Task directions: All of the data should be output character for character, except the pictures.

── Records for the exercise ──

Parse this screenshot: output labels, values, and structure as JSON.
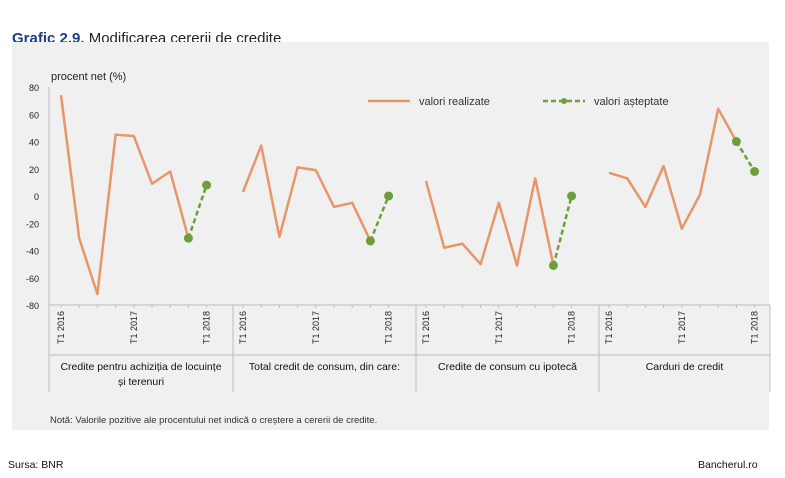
{
  "title": {
    "number": "Grafic 2.9.",
    "text": "Modificarea cererii de credite"
  },
  "note": "Notă: Valorile pozitive ale procentului net indică o creștere a cererii de credite.",
  "source": "Sursa: BNR",
  "watermark": "Bancherul.ro",
  "colors": {
    "realized": "#e8956a",
    "expected": "#6e9e3a",
    "title_accent": "#1f3c88"
  },
  "chart_data": {
    "type": "line",
    "ylabel": "procent net (%)",
    "ylim": [
      -80,
      80
    ],
    "yticks": [
      "80",
      "60",
      "40",
      "20",
      "0",
      "-20",
      "-40",
      "-60",
      "-80"
    ],
    "legend": {
      "realized": "valori realizate",
      "expected": "valori așteptate",
      "placement": "top-right"
    },
    "groups": [
      {
        "label_lines": [
          "Credite pentru achiziția de locuințe",
          "și terenuri"
        ],
        "tick_labels": [
          "T1 2016",
          "T1 2017",
          "T1 2018"
        ],
        "realized": [
          74,
          -31,
          -72,
          45,
          44,
          9,
          18,
          -31
        ],
        "expected_from": -31,
        "expected": 8
      },
      {
        "label_lines": [
          "Total credit de consum, din care:"
        ],
        "tick_labels": [
          "T1 2016",
          "T1 2017",
          "T1 2018"
        ],
        "realized": [
          3,
          37,
          -30,
          21,
          19,
          -8,
          -5,
          -33
        ],
        "expected_from": -33,
        "expected": 0
      },
      {
        "label_lines": [
          "Credite de consum cu ipotecă"
        ],
        "tick_labels": [
          "T1 2016",
          "T1 2017",
          "T1 2018"
        ],
        "realized": [
          11,
          -38,
          -35,
          -50,
          -5,
          -51,
          13,
          -51
        ],
        "expected_from": -51,
        "expected": 0
      },
      {
        "label_lines": [
          "Carduri de credit"
        ],
        "tick_labels": [
          "T1 2016",
          "T1 2017",
          "T1 2018"
        ],
        "realized": [
          17,
          13,
          -8,
          22,
          -24,
          1,
          64,
          40
        ],
        "expected_from": 40,
        "expected": 18
      }
    ],
    "grid": false
  }
}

───

Answer below:
Parse this screenshot: output labels, values, and structure as JSON.
{
  "title": {
    "number": "Grafic 2.9.",
    "text": "Modificarea cererii de credite"
  },
  "note": "Notă: Valorile pozitive ale procentului net indică o creștere a cererii de credite.",
  "source": "Sursa: BNR",
  "watermark": "Bancherul.ro",
  "colors": {
    "realized": "#e8956a",
    "expected": "#6e9e3a",
    "title_accent": "#1f3c88"
  },
  "chart_data": {
    "type": "line",
    "ylabel": "procent net (%)",
    "ylim": [
      -80,
      80
    ],
    "yticks": [
      "80",
      "60",
      "40",
      "20",
      "0",
      "-20",
      "-40",
      "-60",
      "-80"
    ],
    "legend": {
      "realized": "valori realizate",
      "expected": "valori așteptate",
      "placement": "top-right"
    },
    "groups": [
      {
        "label_lines": [
          "Credite pentru achiziția de locuințe",
          "și terenuri"
        ],
        "tick_labels": [
          "T1 2016",
          "T1 2017",
          "T1 2018"
        ],
        "realized": [
          74,
          -31,
          -72,
          45,
          44,
          9,
          18,
          -31
        ],
        "expected_from": -31,
        "expected": 8
      },
      {
        "label_lines": [
          "Total credit de consum, din care:"
        ],
        "tick_labels": [
          "T1 2016",
          "T1 2017",
          "T1 2018"
        ],
        "realized": [
          3,
          37,
          -30,
          21,
          19,
          -8,
          -5,
          -33
        ],
        "expected_from": -33,
        "expected": 0
      },
      {
        "label_lines": [
          "Credite de consum cu ipotecă"
        ],
        "tick_labels": [
          "T1 2016",
          "T1 2017",
          "T1 2018"
        ],
        "realized": [
          11,
          -38,
          -35,
          -50,
          -5,
          -51,
          13,
          -51
        ],
        "expected_from": -51,
        "expected": 0
      },
      {
        "label_lines": [
          "Carduri de credit"
        ],
        "tick_labels": [
          "T1 2016",
          "T1 2017",
          "T1 2018"
        ],
        "realized": [
          17,
          13,
          -8,
          22,
          -24,
          1,
          64,
          40
        ],
        "expected_from": 40,
        "expected": 18
      }
    ],
    "grid": false
  }
}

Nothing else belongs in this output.